§ EXERCISE GOAL:
Repeat every line below exactly, word for word.
>> Start LISTING
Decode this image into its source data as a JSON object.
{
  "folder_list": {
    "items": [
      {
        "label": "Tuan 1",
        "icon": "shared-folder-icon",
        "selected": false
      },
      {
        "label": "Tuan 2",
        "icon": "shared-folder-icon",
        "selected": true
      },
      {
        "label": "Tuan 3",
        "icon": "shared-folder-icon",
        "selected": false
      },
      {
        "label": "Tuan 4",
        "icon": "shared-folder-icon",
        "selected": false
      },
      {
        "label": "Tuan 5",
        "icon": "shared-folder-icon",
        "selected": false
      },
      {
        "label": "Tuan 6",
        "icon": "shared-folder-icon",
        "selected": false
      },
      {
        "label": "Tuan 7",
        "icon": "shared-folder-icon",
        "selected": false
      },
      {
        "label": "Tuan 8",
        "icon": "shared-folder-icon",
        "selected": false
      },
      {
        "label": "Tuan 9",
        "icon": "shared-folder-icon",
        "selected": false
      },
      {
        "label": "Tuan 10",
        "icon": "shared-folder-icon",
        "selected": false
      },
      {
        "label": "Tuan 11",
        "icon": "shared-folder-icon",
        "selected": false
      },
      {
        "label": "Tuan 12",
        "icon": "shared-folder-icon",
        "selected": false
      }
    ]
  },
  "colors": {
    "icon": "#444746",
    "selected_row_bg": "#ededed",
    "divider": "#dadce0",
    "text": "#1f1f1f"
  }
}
>> End LISTING
§ TASK ANSWER:
Decode this image into its source data as a JSON object.
{
  "folder_list": {
    "items": [
      {
        "label": "Tuan 1",
        "icon": "shared-folder-icon",
        "selected": false
      },
      {
        "label": "Tuan 2",
        "icon": "shared-folder-icon",
        "selected": true
      },
      {
        "label": "Tuan 3",
        "icon": "shared-folder-icon",
        "selected": false
      },
      {
        "label": "Tuan 4",
        "icon": "shared-folder-icon",
        "selected": false
      },
      {
        "label": "Tuan 5",
        "icon": "shared-folder-icon",
        "selected": false
      },
      {
        "label": "Tuan 6",
        "icon": "shared-folder-icon",
        "selected": false
      },
      {
        "label": "Tuan 7",
        "icon": "shared-folder-icon",
        "selected": false
      },
      {
        "label": "Tuan 8",
        "icon": "shared-folder-icon",
        "selected": false
      },
      {
        "label": "Tuan 9",
        "icon": "shared-folder-icon",
        "selected": false
      },
      {
        "label": "Tuan 10",
        "icon": "shared-folder-icon",
        "selected": false
      },
      {
        "label": "Tuan 11",
        "icon": "shared-folder-icon",
        "selected": false
      },
      {
        "label": "Tuan 12",
        "icon": "shared-folder-icon",
        "selected": false
      }
    ]
  },
  "colors": {
    "icon": "#444746",
    "selected_row_bg": "#ededed",
    "divider": "#dadce0",
    "text": "#1f1f1f"
  }
}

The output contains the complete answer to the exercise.